▸ Your goal
Could you print every record below exactly as it appears?

▸ Data
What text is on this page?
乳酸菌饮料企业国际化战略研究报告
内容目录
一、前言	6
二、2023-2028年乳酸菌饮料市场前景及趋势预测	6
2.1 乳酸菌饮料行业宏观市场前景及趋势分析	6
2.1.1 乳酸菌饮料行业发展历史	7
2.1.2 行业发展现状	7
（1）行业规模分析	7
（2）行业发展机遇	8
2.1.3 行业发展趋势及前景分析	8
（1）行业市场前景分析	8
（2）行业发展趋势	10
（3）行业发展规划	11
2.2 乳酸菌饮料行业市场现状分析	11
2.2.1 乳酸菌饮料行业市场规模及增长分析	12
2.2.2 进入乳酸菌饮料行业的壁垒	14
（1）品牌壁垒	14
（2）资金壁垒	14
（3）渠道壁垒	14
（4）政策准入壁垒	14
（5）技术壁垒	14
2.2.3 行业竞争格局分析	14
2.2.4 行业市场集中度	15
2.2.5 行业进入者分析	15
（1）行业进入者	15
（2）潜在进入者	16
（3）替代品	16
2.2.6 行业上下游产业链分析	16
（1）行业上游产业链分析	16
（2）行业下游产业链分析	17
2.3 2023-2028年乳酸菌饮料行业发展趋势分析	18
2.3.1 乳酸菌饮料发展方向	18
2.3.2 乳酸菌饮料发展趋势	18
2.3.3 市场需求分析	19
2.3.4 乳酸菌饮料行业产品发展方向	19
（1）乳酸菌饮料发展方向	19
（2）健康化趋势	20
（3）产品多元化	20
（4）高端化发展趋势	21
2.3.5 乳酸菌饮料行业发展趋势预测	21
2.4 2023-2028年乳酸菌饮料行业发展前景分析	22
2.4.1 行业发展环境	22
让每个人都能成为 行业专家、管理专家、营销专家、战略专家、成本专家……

▸ Exercise solution
What text is on this page?
乳酸菌饮料企业国际化战略研究报告
内容目录
一、前言	6
二、2023-2028年乳酸菌饮料市场前景及趋势预测	6
2.1 乳酸菌饮料行业宏观市场前景及趋势分析	6
2.1.1 乳酸菌饮料行业发展历史	7
2.1.2 行业发展现状	7
（1）行业规模分析	7
（2）行业发展机遇	8
2.1.3 行业发展趋势及前景分析	8
（1）行业市场前景分析	8
（2）行业发展趋势	10
（3）行业发展规划	11
2.2 乳酸菌饮料行业市场现状分析	11
2.2.1 乳酸菌饮料行业市场规模及增长分析	12
2.2.2 进入乳酸菌饮料行业的壁垒	14
（1）品牌壁垒	14
（2）资金壁垒	14
（3）渠道壁垒	14
（4）政策准入壁垒	14
（5）技术壁垒	14
2.2.3 行业竞争格局分析	14
2.2.4 行业市场集中度	15
2.2.5 行业进入者分析	15
（1）行业进入者	15
（2）潜在进入者	16
（3）替代品	16
2.2.6 行业上下游产业链分析	16
（1）行业上游产业链分析	16
（2）行业下游产业链分析	17
2.3 2023-2028年乳酸菌饮料行业发展趋势分析	18
2.3.1 乳酸菌饮料发展方向	18
2.3.2 乳酸菌饮料发展趋势	18
2.3.3 市场需求分析	19
2.3.4 乳酸菌饮料行业产品发展方向	19
（1）乳酸菌饮料发展方向	19
（2）健康化趋势	20
（3）产品多元化	20
（4）高端化发展趋势	21
2.3.5 乳酸菌饮料行业发展趋势预测	21
2.4 2023-2028年乳酸菌饮料行业发展前景分析	22
2.4.1 行业发展环境	22
让每个人都能成为 行业专家、管理专家、营销专家、战略专家、成本专家……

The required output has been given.